(TASK): Return each line of the records holding the string "revenue".

(DATA ENTRIES):

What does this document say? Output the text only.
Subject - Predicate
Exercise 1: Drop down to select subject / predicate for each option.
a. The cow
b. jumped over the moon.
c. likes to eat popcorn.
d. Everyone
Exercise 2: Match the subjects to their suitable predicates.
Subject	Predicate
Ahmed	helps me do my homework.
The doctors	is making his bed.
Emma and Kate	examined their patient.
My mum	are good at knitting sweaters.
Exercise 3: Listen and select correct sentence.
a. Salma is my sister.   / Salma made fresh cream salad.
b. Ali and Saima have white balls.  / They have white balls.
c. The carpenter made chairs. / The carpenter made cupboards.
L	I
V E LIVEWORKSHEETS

---

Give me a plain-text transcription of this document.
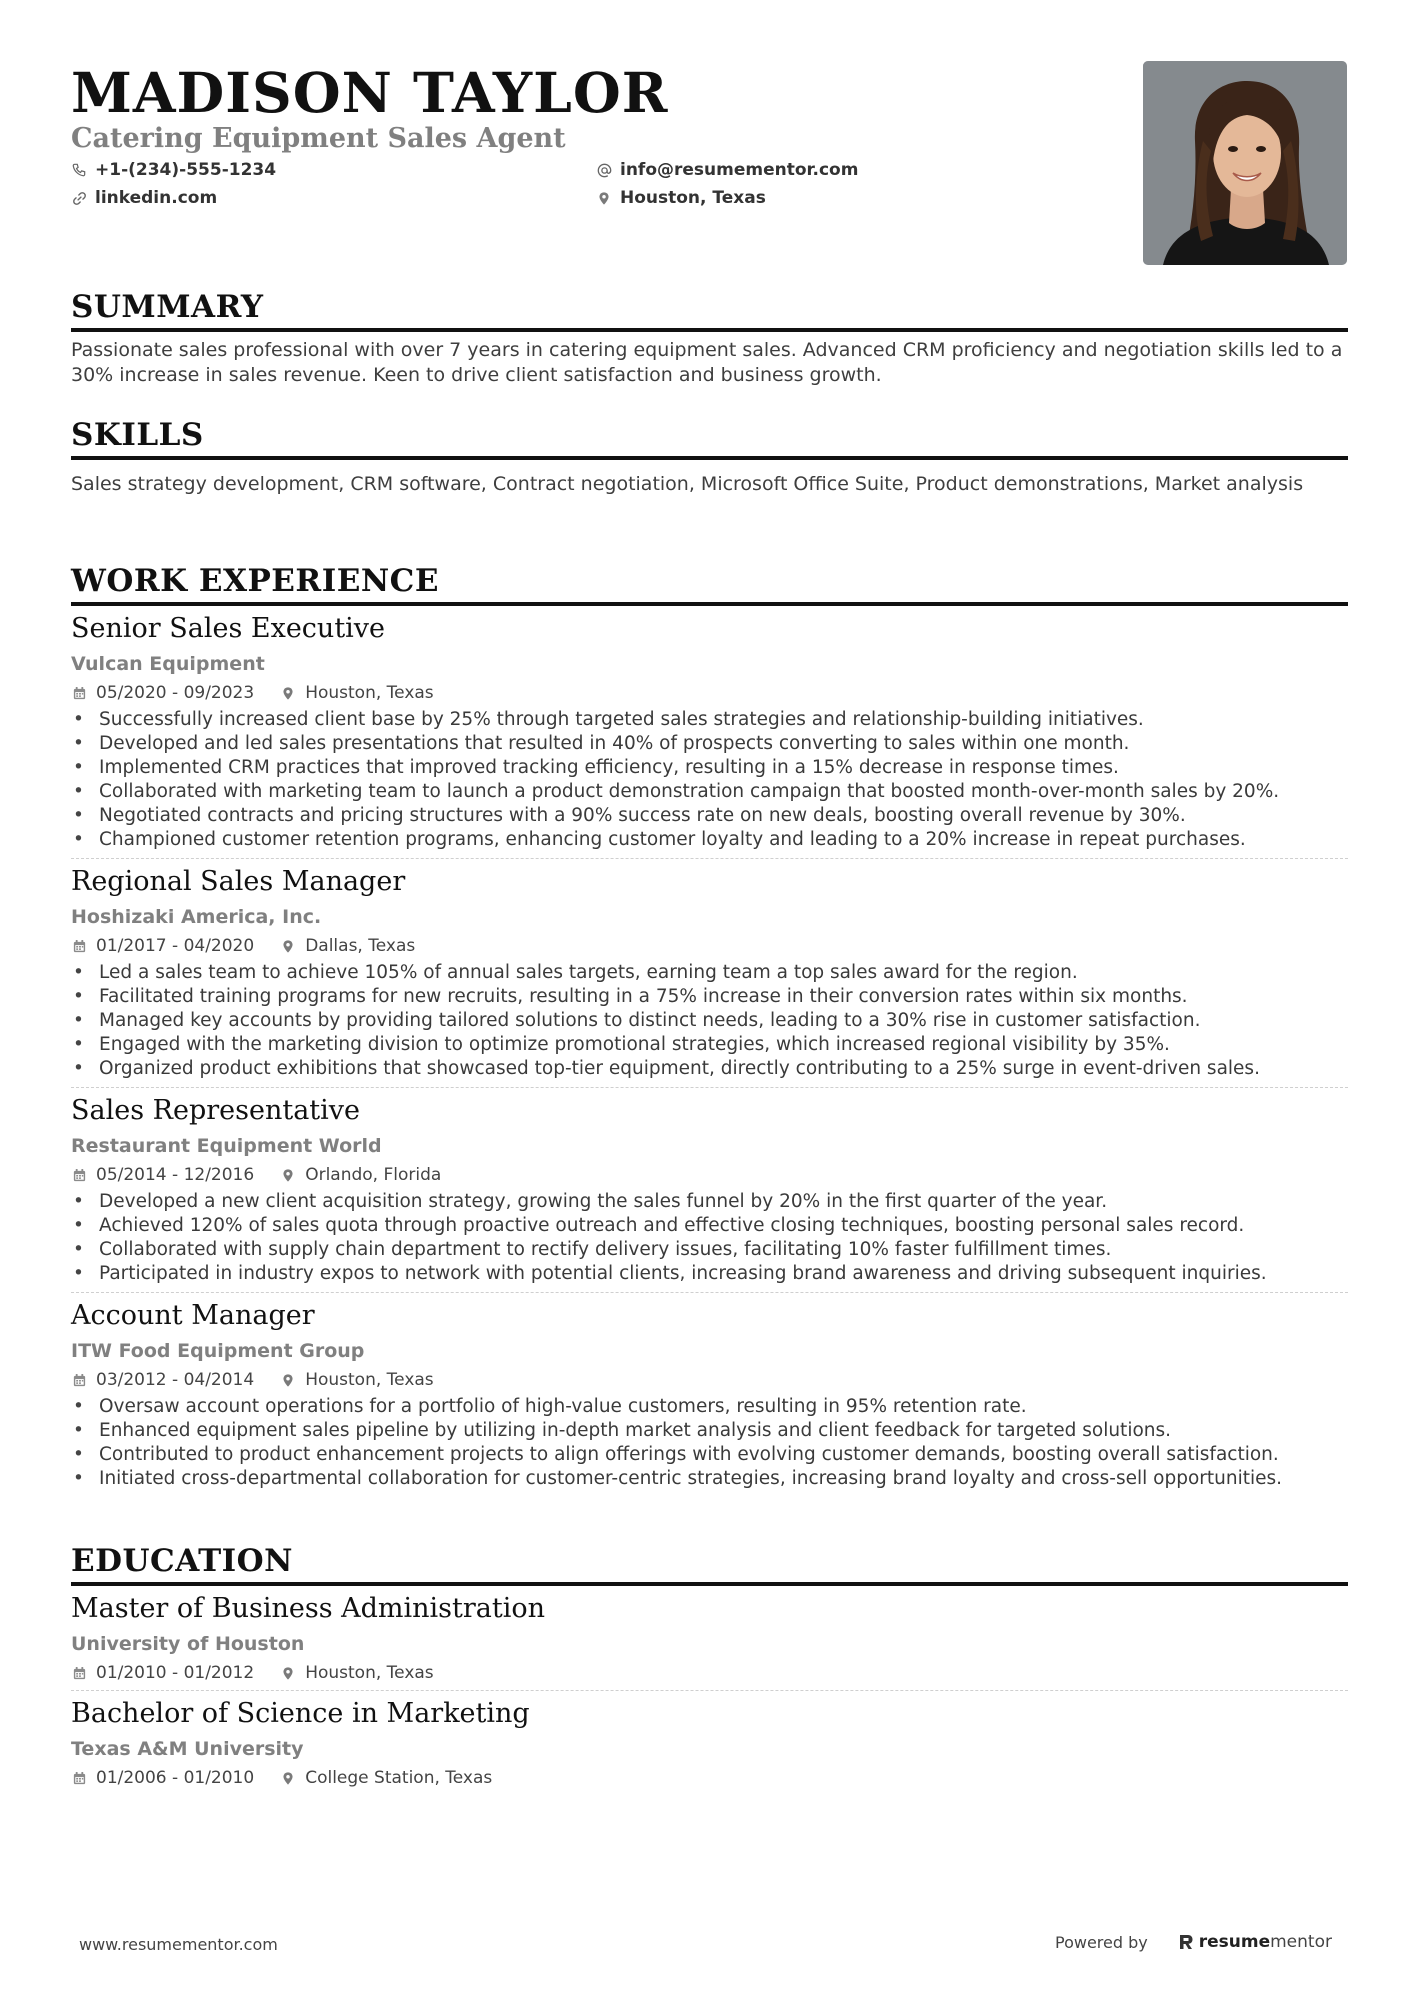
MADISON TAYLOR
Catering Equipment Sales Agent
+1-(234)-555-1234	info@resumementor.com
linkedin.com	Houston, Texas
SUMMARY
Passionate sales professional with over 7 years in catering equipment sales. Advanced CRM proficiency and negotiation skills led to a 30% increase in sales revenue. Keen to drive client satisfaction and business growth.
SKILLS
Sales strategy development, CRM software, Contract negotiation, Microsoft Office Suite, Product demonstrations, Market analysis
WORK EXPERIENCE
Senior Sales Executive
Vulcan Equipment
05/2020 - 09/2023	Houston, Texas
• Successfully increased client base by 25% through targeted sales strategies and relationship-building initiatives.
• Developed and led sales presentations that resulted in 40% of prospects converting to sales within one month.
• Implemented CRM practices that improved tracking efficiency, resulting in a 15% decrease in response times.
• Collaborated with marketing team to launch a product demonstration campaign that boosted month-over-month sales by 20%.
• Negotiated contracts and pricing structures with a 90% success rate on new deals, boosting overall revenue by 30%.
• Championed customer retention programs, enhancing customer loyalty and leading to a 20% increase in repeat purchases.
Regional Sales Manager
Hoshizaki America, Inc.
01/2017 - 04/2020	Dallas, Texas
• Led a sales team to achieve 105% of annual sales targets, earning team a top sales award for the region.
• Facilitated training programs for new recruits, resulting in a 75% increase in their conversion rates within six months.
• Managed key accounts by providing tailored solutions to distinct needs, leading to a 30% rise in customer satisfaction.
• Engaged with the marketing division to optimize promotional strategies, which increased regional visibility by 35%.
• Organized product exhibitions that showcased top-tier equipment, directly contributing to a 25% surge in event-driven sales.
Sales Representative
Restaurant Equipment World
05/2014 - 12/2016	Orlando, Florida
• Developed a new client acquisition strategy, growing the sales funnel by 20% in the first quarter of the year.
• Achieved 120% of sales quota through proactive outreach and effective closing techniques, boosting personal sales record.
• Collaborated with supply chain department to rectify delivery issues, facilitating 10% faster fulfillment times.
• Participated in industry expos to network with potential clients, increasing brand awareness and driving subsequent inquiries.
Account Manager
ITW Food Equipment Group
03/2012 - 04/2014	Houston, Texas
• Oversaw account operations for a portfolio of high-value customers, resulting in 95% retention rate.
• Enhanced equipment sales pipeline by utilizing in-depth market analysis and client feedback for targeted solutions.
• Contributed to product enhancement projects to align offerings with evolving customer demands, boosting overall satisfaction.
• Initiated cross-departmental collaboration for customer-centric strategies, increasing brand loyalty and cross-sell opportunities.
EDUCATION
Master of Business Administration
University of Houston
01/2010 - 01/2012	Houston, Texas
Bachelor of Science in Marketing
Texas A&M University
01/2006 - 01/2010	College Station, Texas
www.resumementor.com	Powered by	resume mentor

(EXPECTED OUTPUT):
Passionate sales professional with over 7 years in catering equipment sales. Advanced CRM proficiency and negotiation skills led to a 30% increase in sales revenue. Keen to drive client satisfaction and business growth.
• Negotiated contracts and pricing structures with a 90% success rate on new deals, boosting overall revenue by 30%.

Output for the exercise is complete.